#### Text zur Durchsicht:
----------------------------------------
Nicht jeder Steuerdeal ist legal

EU-Wettbewerbshüter verdonnern Starbucks und Fiat zu Millionennachzahlungen

Die EU-Kommission hat am Mittwoch Steuervermeidungspraktiken zweier großer Konzerne für illegal erklärt. Weitere könnten folgen.

Das Urteil könnte das Steuersystem in Europa auf den Kopf stellen: Am Mittwoch verkündete die EU-Kommission in Brüssel, dass der italienische Autobauer Fiat und der US-Kaffeekonzern Starbucks wegen illegaler Steuerdeals je bis zu 30 Millionen Euro nachzahlen müssen. »Alle Unternehmen, kleine wie große, multinational oder auch nicht, müssen ihren gerechten Anteil an den Steuern zahlen«, erklärte Wettbewerbskommissarin Margrethe Vestager. Die Kommission ist nicht für Steuerpolitik zuständig, überwacht aber den Wettbewerb zwischen den Firmen auf europäischer Ebene. Illegale Beihilfen bevorzugen Firmen gegenüber der Konkurrenz. Die Kommission sah es als erweisen an, dass Luxemburg der Finanzierungsgesellschaft von Fiat und die Niederlande der Kaffeerösterei der Starbucks-Gruppe selektive Vorteile gewährt haben. Beide Länder müssen die nicht gezahlten Steuern einfordern, die bisherige Praxis wird zudem beendet.
----------------------------------------
#### Extrahierte Einträge:

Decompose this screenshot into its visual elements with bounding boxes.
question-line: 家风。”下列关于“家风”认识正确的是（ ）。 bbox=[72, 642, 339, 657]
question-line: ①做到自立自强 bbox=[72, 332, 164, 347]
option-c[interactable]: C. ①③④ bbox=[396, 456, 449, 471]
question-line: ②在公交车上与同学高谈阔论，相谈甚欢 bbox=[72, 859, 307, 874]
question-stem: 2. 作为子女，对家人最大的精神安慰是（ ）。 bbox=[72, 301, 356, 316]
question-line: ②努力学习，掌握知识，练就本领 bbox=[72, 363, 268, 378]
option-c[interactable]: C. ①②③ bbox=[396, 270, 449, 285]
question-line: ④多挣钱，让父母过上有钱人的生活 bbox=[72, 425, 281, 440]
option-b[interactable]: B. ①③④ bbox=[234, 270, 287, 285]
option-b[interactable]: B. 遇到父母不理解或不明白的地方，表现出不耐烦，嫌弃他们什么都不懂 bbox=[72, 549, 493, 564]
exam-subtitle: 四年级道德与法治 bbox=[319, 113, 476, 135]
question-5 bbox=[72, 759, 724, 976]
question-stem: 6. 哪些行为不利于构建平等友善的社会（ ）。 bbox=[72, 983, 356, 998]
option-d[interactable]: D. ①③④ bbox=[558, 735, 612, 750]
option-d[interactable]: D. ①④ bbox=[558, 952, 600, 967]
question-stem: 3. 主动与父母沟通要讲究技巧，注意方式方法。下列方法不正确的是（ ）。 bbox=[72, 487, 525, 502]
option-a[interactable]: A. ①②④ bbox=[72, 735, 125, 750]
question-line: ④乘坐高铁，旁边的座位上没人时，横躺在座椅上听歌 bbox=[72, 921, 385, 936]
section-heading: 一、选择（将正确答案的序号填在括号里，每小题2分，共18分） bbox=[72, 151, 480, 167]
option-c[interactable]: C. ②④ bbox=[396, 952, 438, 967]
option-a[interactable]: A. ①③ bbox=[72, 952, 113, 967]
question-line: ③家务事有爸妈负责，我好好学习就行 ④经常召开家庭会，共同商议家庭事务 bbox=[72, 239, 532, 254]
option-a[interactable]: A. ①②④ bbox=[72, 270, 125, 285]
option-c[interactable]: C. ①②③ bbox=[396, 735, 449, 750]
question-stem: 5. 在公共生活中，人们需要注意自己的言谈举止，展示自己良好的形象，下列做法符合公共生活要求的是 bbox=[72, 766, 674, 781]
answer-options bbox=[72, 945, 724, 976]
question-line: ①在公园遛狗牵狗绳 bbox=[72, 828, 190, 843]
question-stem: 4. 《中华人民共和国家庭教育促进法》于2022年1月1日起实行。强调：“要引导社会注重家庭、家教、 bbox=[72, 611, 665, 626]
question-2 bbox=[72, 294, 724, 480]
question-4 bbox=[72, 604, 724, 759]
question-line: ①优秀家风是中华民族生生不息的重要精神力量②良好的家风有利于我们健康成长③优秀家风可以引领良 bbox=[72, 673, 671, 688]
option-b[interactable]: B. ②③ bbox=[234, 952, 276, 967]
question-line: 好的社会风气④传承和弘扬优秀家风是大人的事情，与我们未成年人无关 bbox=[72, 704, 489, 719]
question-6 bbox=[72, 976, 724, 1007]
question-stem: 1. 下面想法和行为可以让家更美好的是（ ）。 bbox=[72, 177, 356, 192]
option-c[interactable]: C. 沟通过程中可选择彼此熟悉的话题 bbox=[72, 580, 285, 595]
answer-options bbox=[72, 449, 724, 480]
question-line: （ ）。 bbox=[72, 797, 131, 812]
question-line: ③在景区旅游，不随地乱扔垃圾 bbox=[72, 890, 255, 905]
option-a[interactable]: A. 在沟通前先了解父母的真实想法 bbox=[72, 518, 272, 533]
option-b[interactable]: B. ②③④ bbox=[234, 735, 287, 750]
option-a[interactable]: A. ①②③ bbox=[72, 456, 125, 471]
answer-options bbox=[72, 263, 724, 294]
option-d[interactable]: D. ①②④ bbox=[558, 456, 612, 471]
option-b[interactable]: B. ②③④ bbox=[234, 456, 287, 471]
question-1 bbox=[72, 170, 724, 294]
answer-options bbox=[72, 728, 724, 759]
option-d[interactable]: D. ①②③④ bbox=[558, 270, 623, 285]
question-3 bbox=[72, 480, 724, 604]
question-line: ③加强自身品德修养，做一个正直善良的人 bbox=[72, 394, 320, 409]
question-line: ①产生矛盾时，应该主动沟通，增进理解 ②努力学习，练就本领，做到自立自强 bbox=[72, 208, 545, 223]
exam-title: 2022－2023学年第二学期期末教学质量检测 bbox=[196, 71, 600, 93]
----------------------------------------
#### Übungsaufgabe:
Schreiben Sie bitte aus dem Text über die illegalen Steuerdeals die Stelle von „Nicht jeder Steuerdeal“ bis „Weitere könnten folgen.“ wortgetreu ab.

#### Ergebnis der Übung:
Nicht jeder Steuerdeal ist legal

EU-Wettbewerbshüter verdonnern Starbucks und Fiat zu Millionennachzahlungen

Die EU-Kommission hat am Mittwoch Steuervermeidungspraktiken zweier großer Konzerne für illegal erklärt. Weitere könnten folgen.